[Data extracted from a collection]
-- Begin --

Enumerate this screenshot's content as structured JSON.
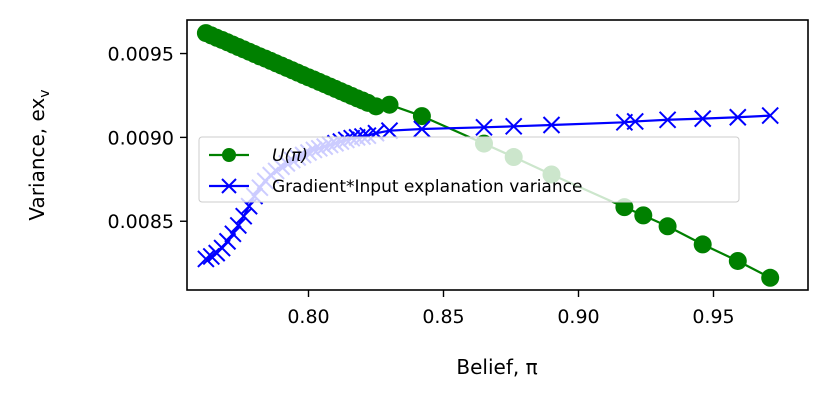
{
  "chart_data": {
    "type": "line",
    "xlabel": "Belief, π",
    "ylabel": "Variance, ex",
    "ylabel_sub": "v",
    "xlim": [
      0.755,
      0.985
    ],
    "ylim": [
      0.00809,
      0.0097
    ],
    "xticks": [
      0.8,
      0.85,
      0.9,
      0.95
    ],
    "xtick_labels": [
      "0.80",
      "0.85",
      "0.90",
      "0.95"
    ],
    "yticks": [
      0.0085,
      0.009,
      0.0095
    ],
    "ytick_labels": [
      "0.0085",
      "0.0090",
      "0.0095"
    ],
    "legend_position": "center-left",
    "series": [
      {
        "name": "U(π)",
        "name_main": "U(",
        "name_italic": "π",
        "name_end": ")",
        "color": "#008000",
        "marker": "circle",
        "x": [
          0.762,
          0.764,
          0.766,
          0.768,
          0.77,
          0.772,
          0.774,
          0.776,
          0.778,
          0.78,
          0.782,
          0.784,
          0.786,
          0.788,
          0.79,
          0.792,
          0.794,
          0.796,
          0.798,
          0.8,
          0.802,
          0.804,
          0.806,
          0.808,
          0.81,
          0.812,
          0.814,
          0.816,
          0.818,
          0.82,
          0.822,
          0.825,
          0.83,
          0.842,
          0.865,
          0.876,
          0.89,
          0.917,
          0.924,
          0.933,
          0.946,
          0.959,
          0.971
        ],
        "y": [
          0.009622,
          0.009608,
          0.009594,
          0.009581,
          0.009567,
          0.009553,
          0.009539,
          0.009525,
          0.009511,
          0.009497,
          0.009483,
          0.00947,
          0.009456,
          0.009442,
          0.009428,
          0.009414,
          0.0094,
          0.009386,
          0.009372,
          0.009358,
          0.009345,
          0.009331,
          0.009317,
          0.009303,
          0.009289,
          0.009275,
          0.009261,
          0.009247,
          0.009233,
          0.00922,
          0.009206,
          0.009185,
          0.009195,
          0.009127,
          0.008963,
          0.008883,
          0.008779,
          0.008584,
          0.008535,
          0.00847,
          0.008362,
          0.008263,
          0.008163
        ]
      },
      {
        "name": "Gradient*Input explanation variance",
        "color": "#0000ff",
        "marker": "x",
        "x": [
          0.762,
          0.764,
          0.766,
          0.768,
          0.77,
          0.772,
          0.774,
          0.776,
          0.778,
          0.78,
          0.782,
          0.784,
          0.786,
          0.788,
          0.79,
          0.792,
          0.794,
          0.796,
          0.798,
          0.8,
          0.802,
          0.804,
          0.806,
          0.808,
          0.81,
          0.812,
          0.814,
          0.816,
          0.818,
          0.82,
          0.822,
          0.825,
          0.83,
          0.842,
          0.865,
          0.876,
          0.89,
          0.917,
          0.921,
          0.933,
          0.946,
          0.959,
          0.971
        ],
        "y": [
          0.008275,
          0.00829,
          0.00831,
          0.00834,
          0.00838,
          0.008425,
          0.008475,
          0.00853,
          0.00859,
          0.00865,
          0.0087,
          0.00874,
          0.008775,
          0.0088,
          0.008825,
          0.008845,
          0.008865,
          0.00888,
          0.008895,
          0.00891,
          0.008925,
          0.008935,
          0.008945,
          0.008955,
          0.008965,
          0.008975,
          0.008985,
          0.008995,
          0.009,
          0.009005,
          0.00901,
          0.009025,
          0.00904,
          0.00905,
          0.00906,
          0.009066,
          0.009074,
          0.00909,
          0.009095,
          0.009105,
          0.009112,
          0.00912,
          0.00913
        ]
      }
    ]
  }
}
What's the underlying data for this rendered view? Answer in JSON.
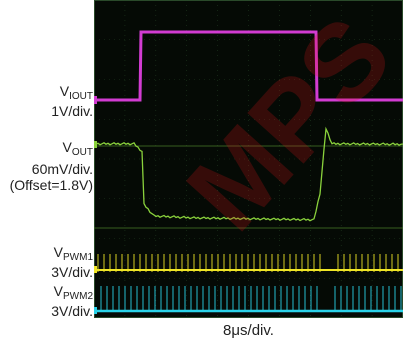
{
  "chart_data": {
    "type": "line",
    "title": "",
    "xlabel": "8μs/div.",
    "grid": true,
    "channels": [
      {
        "name": "VIOUT",
        "label_main": "V",
        "label_sub": "IOUT",
        "scale": "1V/div.",
        "color": "#d23cd2",
        "points": [
          [
            0,
            0
          ],
          [
            46,
            0
          ],
          [
            47,
            1.8
          ],
          [
            222,
            1.8
          ],
          [
            223,
            0
          ],
          [
            309,
            0
          ]
        ]
      },
      {
        "name": "VOUT",
        "label_main": "V",
        "label_sub": "OUT",
        "scale": "60mV/div.",
        "offset_note": "(Offset=1.8V)",
        "color": "#8ad23c",
        "points": [
          [
            0,
            0
          ],
          [
            40,
            0
          ],
          [
            48,
            -0.4
          ],
          [
            50,
            -3.2
          ],
          [
            60,
            -3.8
          ],
          [
            100,
            -3.9
          ],
          [
            220,
            -4.0
          ],
          [
            226,
            -2.6
          ],
          [
            232,
            0.8
          ],
          [
            238,
            0
          ],
          [
            309,
            0
          ]
        ]
      },
      {
        "name": "VPWM1",
        "label_main": "V",
        "label_sub": "PWM1",
        "scale": "3V/div.",
        "color": "#f0e626",
        "pattern": "pulses"
      },
      {
        "name": "VPWM2",
        "label_main": "V",
        "label_sub": "PWM2",
        "scale": "3V/div.",
        "color": "#2ad2e8",
        "pattern": "pulses"
      }
    ]
  },
  "watermark": {
    "text": "MPS",
    "color": "#e4141b"
  }
}
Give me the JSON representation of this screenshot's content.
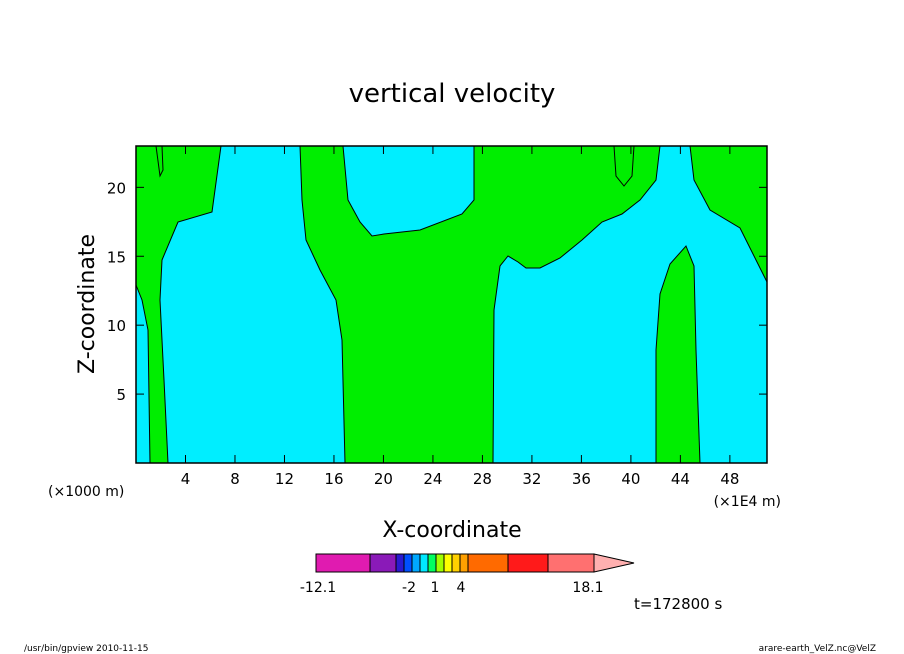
{
  "chart_data": {
    "type": "heatmap",
    "title": "vertical velocity",
    "xlabel": "X-coordinate",
    "ylabel": "Z-coordinate",
    "x_unit_left": "(×1000 m)",
    "x_unit_right": "(×1E4 m)",
    "xlim": [
      0,
      51
    ],
    "ylim": [
      0,
      23
    ],
    "x_ticks": [
      4,
      8,
      12,
      16,
      20,
      24,
      28,
      32,
      36,
      40,
      44,
      48
    ],
    "y_ticks": [
      5,
      10,
      15,
      20
    ],
    "colorbar": {
      "min_label": "-12.1",
      "max_label": "18.1",
      "tick_labels": [
        "-2",
        "1",
        "4"
      ],
      "colors": [
        "#e01bb0",
        "#8a1ab8",
        "#2a1ad0",
        "#0050ff",
        "#00a8ff",
        "#00e8ff",
        "#00ff60",
        "#a0ff00",
        "#ffff00",
        "#ffd000",
        "#ffa000",
        "#ff6a00",
        "#ff1a1a",
        "#ff7070",
        "#ffb0b0"
      ]
    },
    "regions_colors": {
      "low": "#00eeff",
      "high": "#00ee00"
    },
    "time_label": "t=172800 s"
  },
  "footer": {
    "left": "/usr/bin/gpview   2010-11-15",
    "right": "arare-earth_VelZ.nc@VelZ"
  }
}
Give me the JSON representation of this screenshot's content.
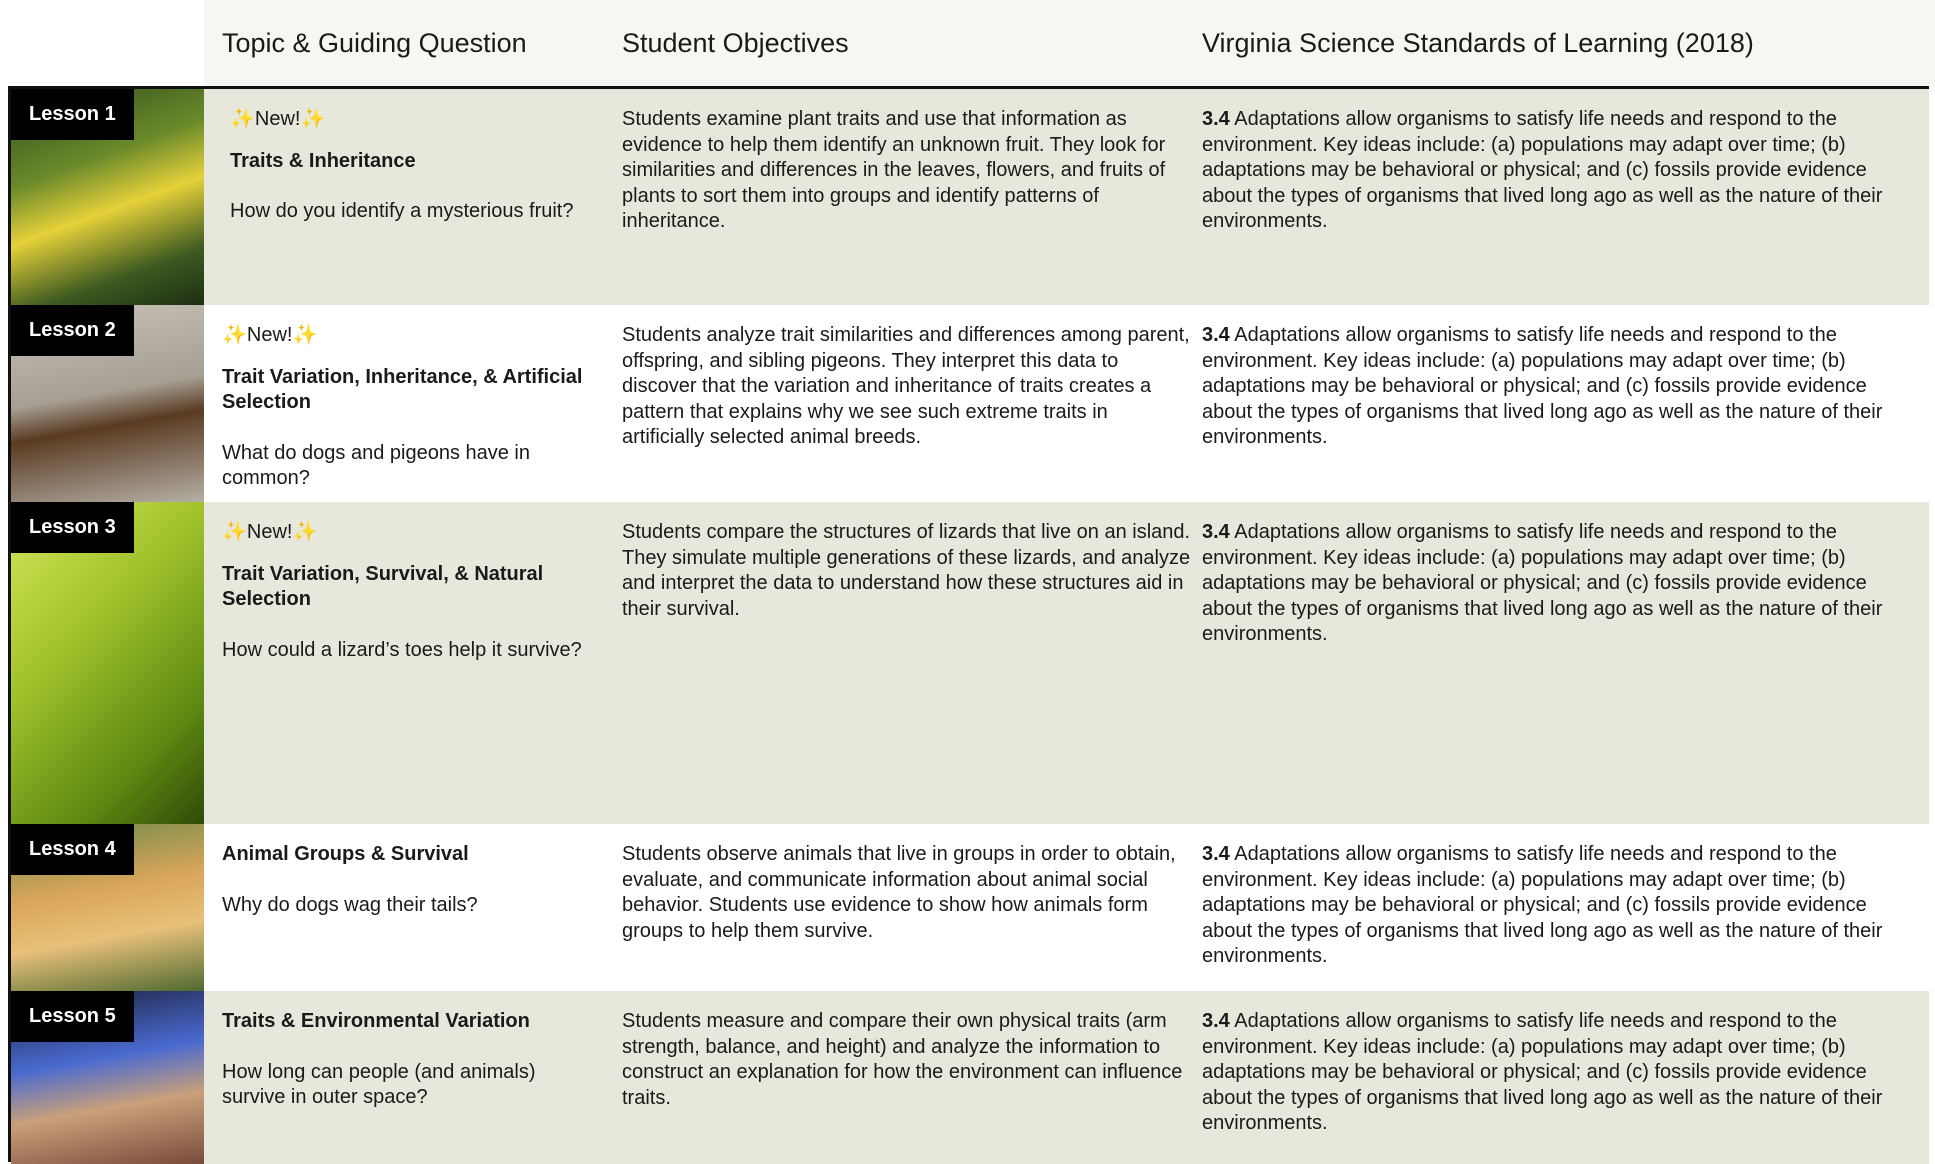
{
  "header": {
    "columns": [
      "Topic & Guiding Question",
      "Student Objectives",
      "Virginia Science Standards of Learning (2018)"
    ]
  },
  "rows": [
    {
      "lesson": "Lesson 1",
      "new": "✨New!✨",
      "title": "Traits & Inheritance",
      "question": "How do you identify a mysterious fruit?",
      "objectives": "Students examine plant traits and use that information as evidence to help them identify an unknown fruit. They look for similarities and differences in the leaves, flowers, and fruits of plants to sort them into groups and identify patterns of inheritance.",
      "standard_code": "3.4",
      "standard_text": "Adaptations allow organisms to satisfy life needs and respond to the environment. Key ideas include: (a) populations may adapt over time; (b) adaptations may be behavioral or physical; and (c) fossils provide evidence about the types of organisms that lived long ago as well as the nature of their environments."
    },
    {
      "lesson": "Lesson 2",
      "new": "✨New!✨",
      "title": "Trait Variation, Inheritance, & Artificial Selection",
      "question": "What do dogs and pigeons have in common?",
      "objectives": "Students analyze trait similarities and differences among parent, offspring, and sibling pigeons. They interpret this data to discover that the variation and inheritance of traits creates a pattern that explains why we see such extreme traits in artificially selected animal breeds.",
      "standard_code": "3.4",
      "standard_text": "Adaptations allow organisms to satisfy life needs and respond to the environment. Key ideas include: (a) populations may adapt over time; (b) adaptations may be behavioral or physical; and (c) fossils provide evidence about the types of organisms that lived long ago as well as the nature of their environments."
    },
    {
      "lesson": "Lesson 3",
      "new": "✨New!✨",
      "title": "Trait Variation, Survival, & Natural Selection",
      "question": "How could a lizard’s toes help it survive?",
      "objectives": "Students compare the structures of lizards that live on an island. They simulate multiple generations of these lizards, and analyze and interpret the data to understand how these structures aid in their survival.",
      "standard_code": "3.4",
      "standard_text": "Adaptations allow organisms to satisfy life needs and respond to the environment. Key ideas include: (a) populations may adapt over time; (b) adaptations may be behavioral or physical; and (c) fossils provide evidence about the types of organisms that lived long ago as well as the nature of their environments."
    },
    {
      "lesson": "Lesson 4",
      "title": "Animal Groups & Survival",
      "question": "Why do dogs wag their tails?",
      "objectives": "Students observe animals that live in groups in order to obtain, evaluate, and communicate information about animal social behavior. Students use evidence to show how animals form groups to help them survive.",
      "standard_code": "3.4",
      "standard_text": "Adaptations allow organisms to satisfy life needs and respond to the environment. Key ideas include: (a) populations may adapt over time; (b) adaptations may be behavioral or physical; and (c) fossils provide evidence about the types of organisms that lived long ago as well as the nature of their environments."
    },
    {
      "lesson": "Lesson 5",
      "title": "Traits & Environmental Variation",
      "question": "How long can people (and animals) survive in outer space?",
      "objectives": "Students measure and compare their own physical traits (arm strength, balance, and height) and analyze the information to construct an explanation for how the environment can influence traits.",
      "standard_code": "3.4",
      "standard_text": "Adaptations allow organisms to satisfy life needs and respond to the environment. Key ideas include: (a) populations may adapt over time; (b) adaptations may be behavioral or physical; and (c) fossils provide evidence about the types of organisms that lived long ago as well as the nature of their environments."
    }
  ]
}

-- End --

■ Work to complete: Tally the lines of the data that contain the string "title" and report the total alone.

■ Response to this task: 7